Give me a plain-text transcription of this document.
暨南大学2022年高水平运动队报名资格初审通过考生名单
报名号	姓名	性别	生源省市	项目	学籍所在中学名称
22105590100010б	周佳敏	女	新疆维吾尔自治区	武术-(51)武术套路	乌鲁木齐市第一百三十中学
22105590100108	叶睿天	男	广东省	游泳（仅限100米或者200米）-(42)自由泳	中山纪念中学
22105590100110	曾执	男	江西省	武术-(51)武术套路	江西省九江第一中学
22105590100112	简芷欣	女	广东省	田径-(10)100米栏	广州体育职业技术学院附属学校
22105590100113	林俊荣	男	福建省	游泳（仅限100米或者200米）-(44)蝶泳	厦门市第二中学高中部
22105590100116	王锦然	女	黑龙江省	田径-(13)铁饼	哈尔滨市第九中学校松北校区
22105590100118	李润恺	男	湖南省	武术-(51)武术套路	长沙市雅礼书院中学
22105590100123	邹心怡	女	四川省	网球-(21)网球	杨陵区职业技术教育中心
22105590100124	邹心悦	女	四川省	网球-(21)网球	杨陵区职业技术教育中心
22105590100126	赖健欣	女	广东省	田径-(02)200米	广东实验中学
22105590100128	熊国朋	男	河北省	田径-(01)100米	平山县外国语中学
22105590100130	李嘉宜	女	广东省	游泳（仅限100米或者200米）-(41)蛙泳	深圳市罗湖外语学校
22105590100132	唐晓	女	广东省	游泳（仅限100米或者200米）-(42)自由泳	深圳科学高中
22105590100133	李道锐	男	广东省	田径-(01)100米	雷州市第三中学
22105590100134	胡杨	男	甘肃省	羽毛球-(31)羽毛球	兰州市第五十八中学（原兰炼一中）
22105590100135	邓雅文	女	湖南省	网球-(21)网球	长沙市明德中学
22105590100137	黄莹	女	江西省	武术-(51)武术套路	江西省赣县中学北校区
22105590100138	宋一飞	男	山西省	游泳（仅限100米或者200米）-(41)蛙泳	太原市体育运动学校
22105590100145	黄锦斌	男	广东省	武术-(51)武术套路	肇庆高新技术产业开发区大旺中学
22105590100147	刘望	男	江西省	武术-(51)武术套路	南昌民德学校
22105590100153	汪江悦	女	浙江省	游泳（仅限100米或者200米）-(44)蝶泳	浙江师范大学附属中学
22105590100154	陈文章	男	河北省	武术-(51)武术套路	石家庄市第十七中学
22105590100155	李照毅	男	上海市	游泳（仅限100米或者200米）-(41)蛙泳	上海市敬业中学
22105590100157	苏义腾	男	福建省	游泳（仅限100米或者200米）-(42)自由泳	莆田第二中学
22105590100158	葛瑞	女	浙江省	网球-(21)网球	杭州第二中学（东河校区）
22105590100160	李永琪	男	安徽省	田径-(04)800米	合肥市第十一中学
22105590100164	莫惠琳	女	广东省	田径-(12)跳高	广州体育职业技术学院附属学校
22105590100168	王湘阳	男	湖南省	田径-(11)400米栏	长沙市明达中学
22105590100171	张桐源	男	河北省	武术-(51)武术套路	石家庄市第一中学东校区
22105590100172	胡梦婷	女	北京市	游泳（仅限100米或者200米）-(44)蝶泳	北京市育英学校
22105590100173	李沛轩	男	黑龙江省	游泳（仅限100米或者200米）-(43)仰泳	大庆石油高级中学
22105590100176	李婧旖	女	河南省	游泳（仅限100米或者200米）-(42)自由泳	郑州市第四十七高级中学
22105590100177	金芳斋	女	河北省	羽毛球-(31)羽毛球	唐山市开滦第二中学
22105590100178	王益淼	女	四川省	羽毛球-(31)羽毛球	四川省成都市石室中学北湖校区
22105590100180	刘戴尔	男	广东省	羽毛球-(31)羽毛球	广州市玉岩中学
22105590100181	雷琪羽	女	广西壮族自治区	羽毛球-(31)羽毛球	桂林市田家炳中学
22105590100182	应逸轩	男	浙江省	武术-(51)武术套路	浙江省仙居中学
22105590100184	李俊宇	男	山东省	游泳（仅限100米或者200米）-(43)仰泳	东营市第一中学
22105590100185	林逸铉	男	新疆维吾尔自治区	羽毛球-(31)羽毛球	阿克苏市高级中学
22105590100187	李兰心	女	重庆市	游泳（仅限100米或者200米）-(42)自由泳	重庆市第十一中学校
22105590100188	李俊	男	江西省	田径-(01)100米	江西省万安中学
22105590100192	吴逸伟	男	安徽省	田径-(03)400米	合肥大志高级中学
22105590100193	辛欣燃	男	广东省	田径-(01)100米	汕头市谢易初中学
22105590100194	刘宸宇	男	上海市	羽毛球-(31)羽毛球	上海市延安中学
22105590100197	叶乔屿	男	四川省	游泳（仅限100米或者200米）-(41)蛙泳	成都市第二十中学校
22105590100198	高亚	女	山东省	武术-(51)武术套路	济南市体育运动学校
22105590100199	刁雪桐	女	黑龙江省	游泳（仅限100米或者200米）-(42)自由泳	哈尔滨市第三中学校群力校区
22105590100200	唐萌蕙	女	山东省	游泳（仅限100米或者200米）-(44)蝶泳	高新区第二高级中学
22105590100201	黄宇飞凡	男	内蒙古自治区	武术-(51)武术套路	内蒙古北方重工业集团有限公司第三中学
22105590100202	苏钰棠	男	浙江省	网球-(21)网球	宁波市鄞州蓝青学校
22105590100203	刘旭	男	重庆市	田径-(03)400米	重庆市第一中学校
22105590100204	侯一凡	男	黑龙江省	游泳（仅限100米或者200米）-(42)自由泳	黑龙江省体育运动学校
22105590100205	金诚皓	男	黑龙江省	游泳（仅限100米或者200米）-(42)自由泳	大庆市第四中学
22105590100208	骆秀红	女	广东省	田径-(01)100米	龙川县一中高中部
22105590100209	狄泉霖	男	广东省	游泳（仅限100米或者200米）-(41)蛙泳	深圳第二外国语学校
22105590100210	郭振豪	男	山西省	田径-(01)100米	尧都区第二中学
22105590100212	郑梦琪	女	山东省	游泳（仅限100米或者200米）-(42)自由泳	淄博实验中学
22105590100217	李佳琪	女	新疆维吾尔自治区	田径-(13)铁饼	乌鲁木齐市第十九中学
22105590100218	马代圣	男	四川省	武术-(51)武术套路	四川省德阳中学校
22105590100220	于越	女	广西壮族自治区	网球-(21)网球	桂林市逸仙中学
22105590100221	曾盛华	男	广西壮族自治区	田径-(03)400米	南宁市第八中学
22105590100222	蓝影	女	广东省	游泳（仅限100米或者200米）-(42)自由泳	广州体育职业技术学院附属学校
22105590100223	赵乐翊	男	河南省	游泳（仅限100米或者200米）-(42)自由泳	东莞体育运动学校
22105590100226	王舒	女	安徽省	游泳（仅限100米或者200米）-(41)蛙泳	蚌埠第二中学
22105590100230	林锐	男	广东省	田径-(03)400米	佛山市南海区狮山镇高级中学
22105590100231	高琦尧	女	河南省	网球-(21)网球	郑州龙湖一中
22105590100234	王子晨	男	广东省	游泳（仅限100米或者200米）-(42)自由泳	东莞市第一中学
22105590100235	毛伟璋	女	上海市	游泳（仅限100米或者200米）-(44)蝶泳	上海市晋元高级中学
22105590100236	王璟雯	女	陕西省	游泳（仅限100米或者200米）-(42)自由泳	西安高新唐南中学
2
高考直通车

**********

Can you give every line above again, exactly as written?

◆ RESULT OF THIS EXERCISE ◆
Give me a plain-text transcription of this document.
暨南大学2022年高水平运动队报名资格初审通过考生名单
报名号	姓名	性别	生源省市	项目	学籍所在中学名称
22105590100010б	周佳敏	女	新疆维吾尔自治区	武术-(51)武术套路	乌鲁木齐市第一百三十中学
22105590100108	叶睿天	男	广东省	游泳（仅限100米或者200米）-(42)自由泳	中山纪念中学
22105590100110	曾执	男	江西省	武术-(51)武术套路	江西省九江第一中学
22105590100112	简芷欣	女	广东省	田径-(10)100米栏	广州体育职业技术学院附属学校
22105590100113	林俊荣	男	福建省	游泳（仅限100米或者200米）-(44)蝶泳	厦门市第二中学高中部
22105590100116	王锦然	女	黑龙江省	田径-(13)铁饼	哈尔滨市第九中学校松北校区
22105590100118	李润恺	男	湖南省	武术-(51)武术套路	长沙市雅礼书院中学
22105590100123	邹心怡	女	四川省	网球-(21)网球	杨陵区职业技术教育中心
22105590100124	邹心悦	女	四川省	网球-(21)网球	杨陵区职业技术教育中心
22105590100126	赖健欣	女	广东省	田径-(02)200米	广东实验中学
22105590100128	熊国朋	男	河北省	田径-(01)100米	平山县外国语中学
22105590100130	李嘉宜	女	广东省	游泳（仅限100米或者200米）-(41)蛙泳	深圳市罗湖外语学校
22105590100132	唐晓	女	广东省	游泳（仅限100米或者200米）-(42)自由泳	深圳科学高中
22105590100133	李道锐	男	广东省	田径-(01)100米	雷州市第三中学
22105590100134	胡杨	男	甘肃省	羽毛球-(31)羽毛球	兰州市第五十八中学（原兰炼一中）
22105590100135	邓雅文	女	湖南省	网球-(21)网球	长沙市明德中学
22105590100137	黄莹	女	江西省	武术-(51)武术套路	江西省赣县中学北校区
22105590100138	宋一飞	男	山西省	游泳（仅限100米或者200米）-(41)蛙泳	太原市体育运动学校
22105590100145	黄锦斌	男	广东省	武术-(51)武术套路	肇庆高新技术产业开发区大旺中学
22105590100147	刘望	男	江西省	武术-(51)武术套路	南昌民德学校
22105590100153	汪江悦	女	浙江省	游泳（仅限100米或者200米）-(44)蝶泳	浙江师范大学附属中学
22105590100154	陈文章	男	河北省	武术-(51)武术套路	石家庄市第十七中学
22105590100155	李照毅	男	上海市	游泳（仅限100米或者200米）-(41)蛙泳	上海市敬业中学
22105590100157	苏义腾	男	福建省	游泳（仅限100米或者200米）-(42)自由泳	莆田第二中学
22105590100158	葛瑞	女	浙江省	网球-(21)网球	杭州第二中学（东河校区）
22105590100160	李永琪	男	安徽省	田径-(04)800米	合肥市第十一中学
22105590100164	莫惠琳	女	广东省	田径-(12)跳高	广州体育职业技术学院附属学校
22105590100168	王湘阳	男	湖南省	田径-(11)400米栏	长沙市明达中学
22105590100171	张桐源	男	河北省	武术-(51)武术套路	石家庄市第一中学东校区
22105590100172	胡梦婷	女	北京市	游泳（仅限100米或者200米）-(44)蝶泳	北京市育英学校
22105590100173	李沛轩	男	黑龙江省	游泳（仅限100米或者200米）-(43)仰泳	大庆石油高级中学
22105590100176	李婧旖	女	河南省	游泳（仅限100米或者200米）-(42)自由泳	郑州市第四十七高级中学
22105590100177	金芳斋	女	河北省	羽毛球-(31)羽毛球	唐山市开滦第二中学
22105590100178	王益淼	女	四川省	羽毛球-(31)羽毛球	四川省成都市石室中学北湖校区
22105590100180	刘戴尔	男	广东省	羽毛球-(31)羽毛球	广州市玉岩中学
22105590100181	雷琪羽	女	广西壮族自治区	羽毛球-(31)羽毛球	桂林市田家炳中学
22105590100182	应逸轩	男	浙江省	武术-(51)武术套路	浙江省仙居中学
22105590100184	李俊宇	男	山东省	游泳（仅限100米或者200米）-(43)仰泳	东营市第一中学
22105590100185	林逸铉	男	新疆维吾尔自治区	羽毛球-(31)羽毛球	阿克苏市高级中学
22105590100187	李兰心	女	重庆市	游泳（仅限100米或者200米）-(42)自由泳	重庆市第十一中学校
22105590100188	李俊	男	江西省	田径-(01)100米	江西省万安中学
22105590100192	吴逸伟	男	安徽省	田径-(03)400米	合肥大志高级中学
22105590100193	辛欣燃	男	广东省	田径-(01)100米	汕头市谢易初中学
22105590100194	刘宸宇	男	上海市	羽毛球-(31)羽毛球	上海市延安中学
22105590100197	叶乔屿	男	四川省	游泳（仅限100米或者200米）-(41)蛙泳	成都市第二十中学校
22105590100198	高亚	女	山东省	武术-(51)武术套路	济南市体育运动学校
22105590100199	刁雪桐	女	黑龙江省	游泳（仅限100米或者200米）-(42)自由泳	哈尔滨市第三中学校群力校区
22105590100200	唐萌蕙	女	山东省	游泳（仅限100米或者200米）-(44)蝶泳	高新区第二高级中学
22105590100201	黄宇飞凡	男	内蒙古自治区	武术-(51)武术套路	内蒙古北方重工业集团有限公司第三中学
22105590100202	苏钰棠	男	浙江省	网球-(21)网球	宁波市鄞州蓝青学校
22105590100203	刘旭	男	重庆市	田径-(03)400米	重庆市第一中学校
22105590100204	侯一凡	男	黑龙江省	游泳（仅限100米或者200米）-(42)自由泳	黑龙江省体育运动学校
22105590100205	金诚皓	男	黑龙江省	游泳（仅限100米或者200米）-(42)自由泳	大庆市第四中学
22105590100208	骆秀红	女	广东省	田径-(01)100米	龙川县一中高中部
22105590100209	狄泉霖	男	广东省	游泳（仅限100米或者200米）-(41)蛙泳	深圳第二外国语学校
22105590100210	郭振豪	男	山西省	田径-(01)100米	尧都区第二中学
22105590100212	郑梦琪	女	山东省	游泳（仅限100米或者200米）-(42)自由泳	淄博实验中学
22105590100217	李佳琪	女	新疆维吾尔自治区	田径-(13)铁饼	乌鲁木齐市第十九中学
22105590100218	马代圣	男	四川省	武术-(51)武术套路	四川省德阳中学校
22105590100220	于越	女	广西壮族自治区	网球-(21)网球	桂林市逸仙中学
22105590100221	曾盛华	男	广西壮族自治区	田径-(03)400米	南宁市第八中学
22105590100222	蓝影	女	广东省	游泳（仅限100米或者200米）-(42)自由泳	广州体育职业技术学院附属学校
22105590100223	赵乐翊	男	河南省	游泳（仅限100米或者200米）-(42)自由泳	东莞体育运动学校
22105590100226	王舒	女	安徽省	游泳（仅限100米或者200米）-(41)蛙泳	蚌埠第二中学
22105590100230	林锐	男	广东省	田径-(03)400米	佛山市南海区狮山镇高级中学
22105590100231	高琦尧	女	河南省	网球-(21)网球	郑州龙湖一中
22105590100234	王子晨	男	广东省	游泳（仅限100米或者200米）-(42)自由泳	东莞市第一中学
22105590100235	毛伟璋	女	上海市	游泳（仅限100米或者200米）-(44)蝶泳	上海市晋元高级中学
22105590100236	王璟雯	女	陕西省	游泳（仅限100米或者200米）-(42)自由泳	西安高新唐南中学
2
高考直通车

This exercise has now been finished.